Entries with figure data
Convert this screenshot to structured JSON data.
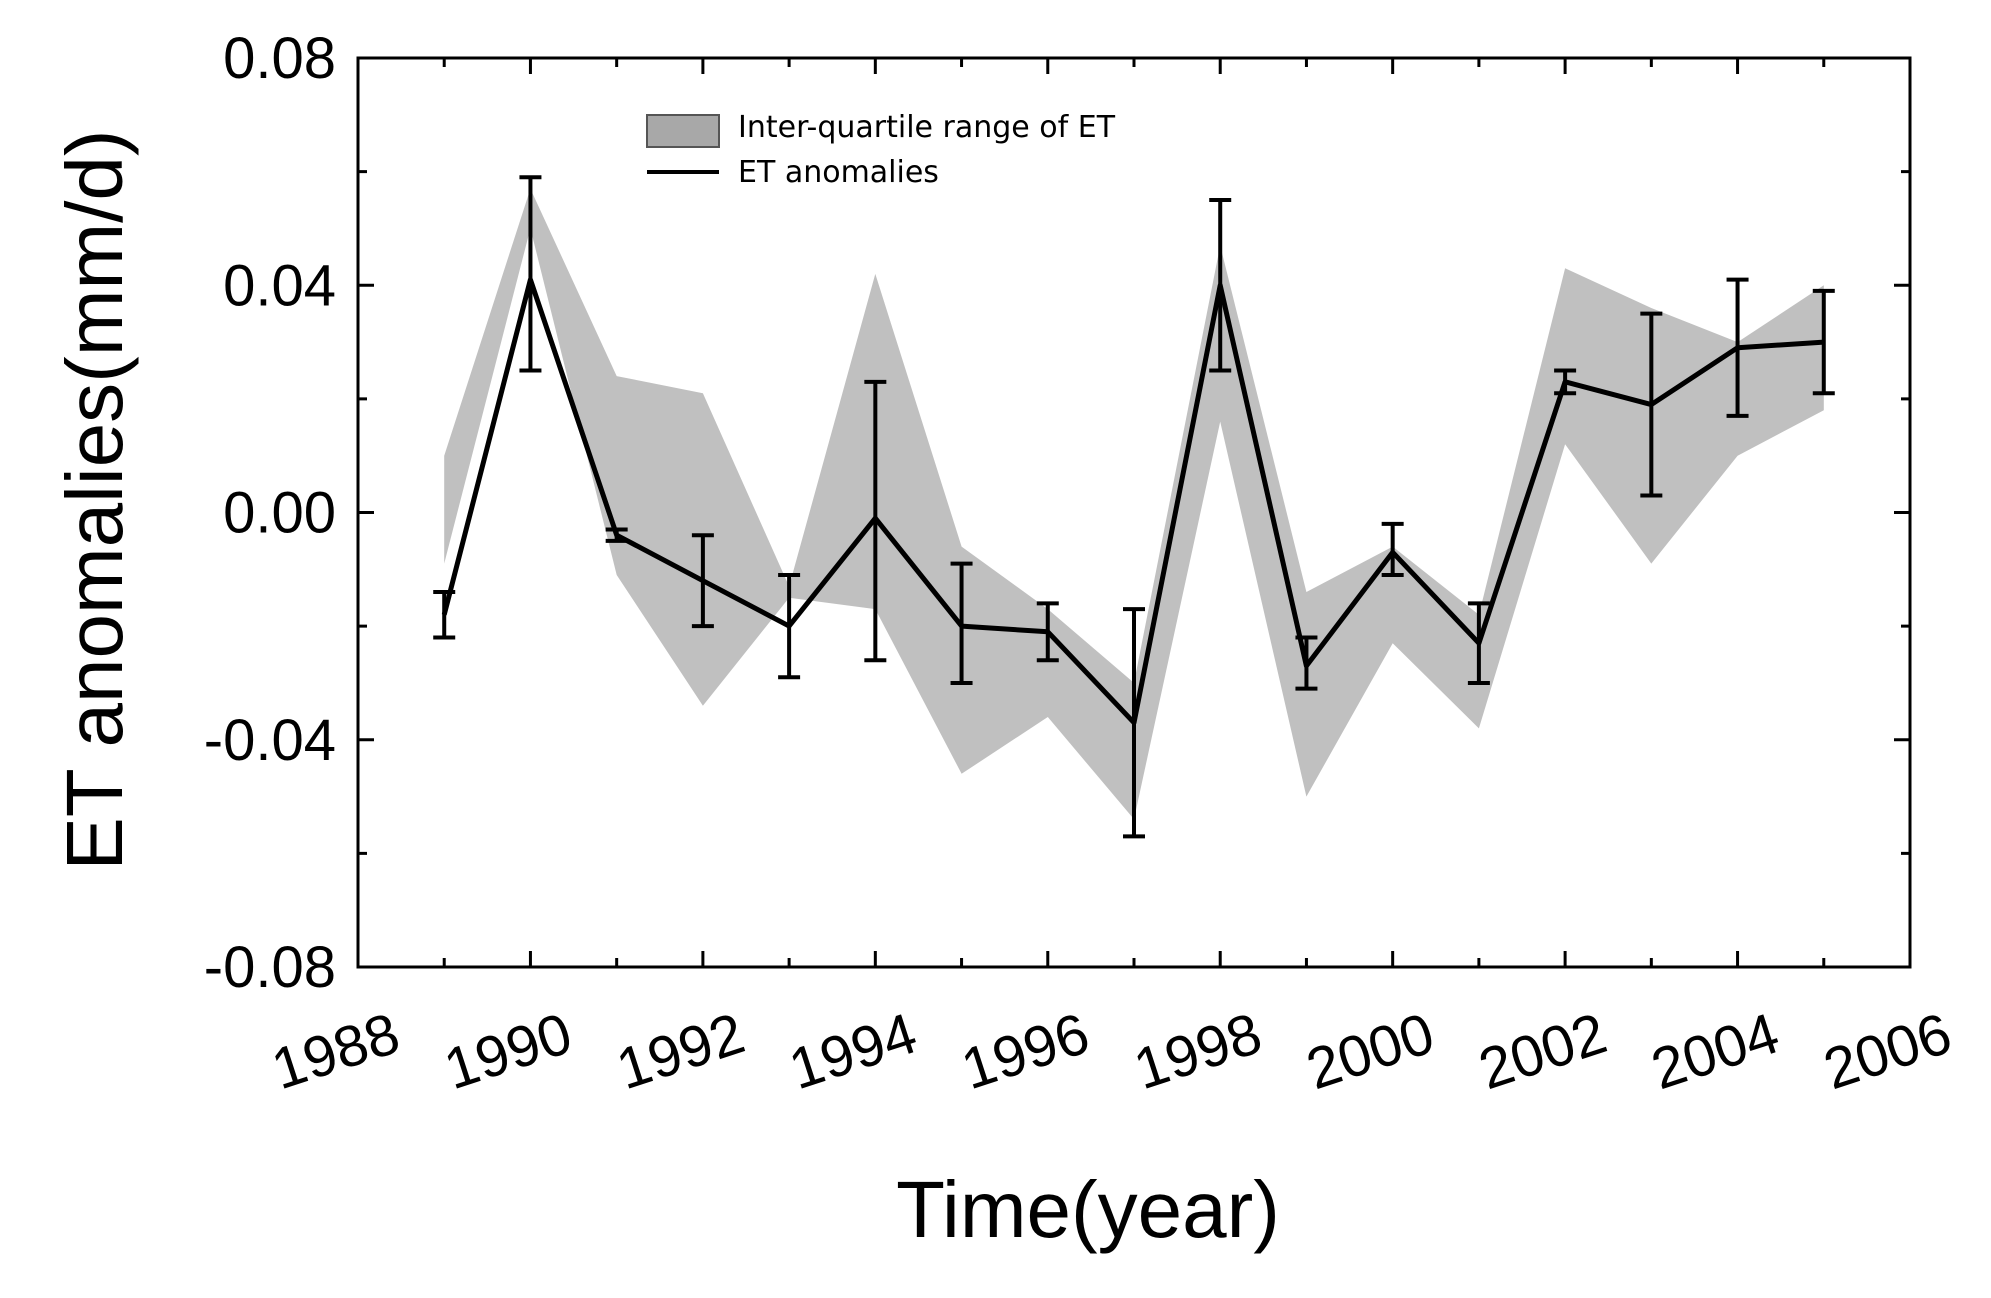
{
  "chart_data": {
    "type": "line",
    "title": "",
    "xlabel": "Time(year)",
    "ylabel": "ET anomalies(mm/d)",
    "xlim": [
      1988,
      2006
    ],
    "ylim": [
      -0.08,
      0.08
    ],
    "x_ticks": [
      1988,
      1990,
      1992,
      1994,
      1996,
      1998,
      2000,
      2002,
      2004,
      2006
    ],
    "y_ticks": [
      0.08,
      0.04,
      0.0,
      -0.04,
      -0.08
    ],
    "y_tick_labels": [
      "0.08",
      "0.04",
      "0.00",
      "-0.04",
      "-0.08"
    ],
    "x_tick_labels": [
      "1988",
      "1990",
      "1992",
      "1994",
      "1996",
      "1998",
      "2000",
      "2002",
      "2004",
      "2006"
    ],
    "grid": false,
    "legend_position": "top-center",
    "legend": [
      {
        "name": "Inter-quartile range of ET",
        "kind": "band"
      },
      {
        "name": "ET anomalies",
        "kind": "line"
      }
    ],
    "colors": {
      "band": "#c0c0c0",
      "legend_band": "#a8a8a8",
      "line": "#000000"
    },
    "x": [
      1989,
      1990,
      1991,
      1992,
      1993,
      1994,
      1995,
      1996,
      1997,
      1998,
      1999,
      2000,
      2001,
      2002,
      2003,
      2004,
      2005
    ],
    "series": [
      {
        "name": "ET anomalies",
        "values": [
          -0.018,
          0.041,
          -0.004,
          -0.012,
          -0.02,
          -0.001,
          -0.02,
          -0.021,
          -0.037,
          0.04,
          -0.027,
          -0.007,
          -0.023,
          0.023,
          0.019,
          0.029,
          0.03
        ],
        "error_low": [
          -0.022,
          0.025,
          -0.005,
          -0.02,
          -0.029,
          -0.026,
          -0.03,
          -0.026,
          -0.057,
          0.025,
          -0.031,
          -0.011,
          -0.03,
          0.021,
          0.003,
          0.017,
          0.021
        ],
        "error_high": [
          -0.014,
          0.059,
          -0.003,
          -0.004,
          -0.011,
          0.023,
          -0.009,
          -0.016,
          -0.017,
          0.055,
          -0.022,
          -0.002,
          -0.016,
          0.025,
          0.035,
          0.041,
          0.039
        ]
      },
      {
        "name": "Inter-quartile range of ET",
        "lower": [
          -0.009,
          0.05,
          -0.011,
          -0.034,
          -0.015,
          -0.017,
          -0.046,
          -0.036,
          -0.054,
          0.016,
          -0.05,
          -0.023,
          -0.038,
          0.012,
          -0.009,
          0.01,
          0.018
        ],
        "upper": [
          0.01,
          0.057,
          0.024,
          0.021,
          -0.013,
          0.042,
          -0.006,
          -0.017,
          -0.03,
          0.047,
          -0.014,
          -0.006,
          -0.018,
          0.043,
          0.036,
          0.03,
          0.04
        ]
      }
    ]
  }
}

_Stated task_
Verbatim reproduction of every record is required; images are left out.

_Task output_
Convert this screenshot to structured JSON data.
{
  "chart_data": {
    "type": "line",
    "title": "",
    "xlabel": "Time(year)",
    "ylabel": "ET anomalies(mm/d)",
    "xlim": [
      1988,
      2006
    ],
    "ylim": [
      -0.08,
      0.08
    ],
    "x_ticks": [
      1988,
      1990,
      1992,
      1994,
      1996,
      1998,
      2000,
      2002,
      2004,
      2006
    ],
    "y_ticks": [
      0.08,
      0.04,
      0.0,
      -0.04,
      -0.08
    ],
    "y_tick_labels": [
      "0.08",
      "0.04",
      "0.00",
      "-0.04",
      "-0.08"
    ],
    "x_tick_labels": [
      "1988",
      "1990",
      "1992",
      "1994",
      "1996",
      "1998",
      "2000",
      "2002",
      "2004",
      "2006"
    ],
    "grid": false,
    "legend_position": "top-center",
    "legend": [
      {
        "name": "Inter-quartile range of ET",
        "kind": "band"
      },
      {
        "name": "ET anomalies",
        "kind": "line"
      }
    ],
    "colors": {
      "band": "#c0c0c0",
      "legend_band": "#a8a8a8",
      "line": "#000000"
    },
    "x": [
      1989,
      1990,
      1991,
      1992,
      1993,
      1994,
      1995,
      1996,
      1997,
      1998,
      1999,
      2000,
      2001,
      2002,
      2003,
      2004,
      2005
    ],
    "series": [
      {
        "name": "ET anomalies",
        "values": [
          -0.018,
          0.041,
          -0.004,
          -0.012,
          -0.02,
          -0.001,
          -0.02,
          -0.021,
          -0.037,
          0.04,
          -0.027,
          -0.007,
          -0.023,
          0.023,
          0.019,
          0.029,
          0.03
        ],
        "error_low": [
          -0.022,
          0.025,
          -0.005,
          -0.02,
          -0.029,
          -0.026,
          -0.03,
          -0.026,
          -0.057,
          0.025,
          -0.031,
          -0.011,
          -0.03,
          0.021,
          0.003,
          0.017,
          0.021
        ],
        "error_high": [
          -0.014,
          0.059,
          -0.003,
          -0.004,
          -0.011,
          0.023,
          -0.009,
          -0.016,
          -0.017,
          0.055,
          -0.022,
          -0.002,
          -0.016,
          0.025,
          0.035,
          0.041,
          0.039
        ]
      },
      {
        "name": "Inter-quartile range of ET",
        "lower": [
          -0.009,
          0.05,
          -0.011,
          -0.034,
          -0.015,
          -0.017,
          -0.046,
          -0.036,
          -0.054,
          0.016,
          -0.05,
          -0.023,
          -0.038,
          0.012,
          -0.009,
          0.01,
          0.018
        ],
        "upper": [
          0.01,
          0.057,
          0.024,
          0.021,
          -0.013,
          0.042,
          -0.006,
          -0.017,
          -0.03,
          0.047,
          -0.014,
          -0.006,
          -0.018,
          0.043,
          0.036,
          0.03,
          0.04
        ]
      }
    ]
  }
}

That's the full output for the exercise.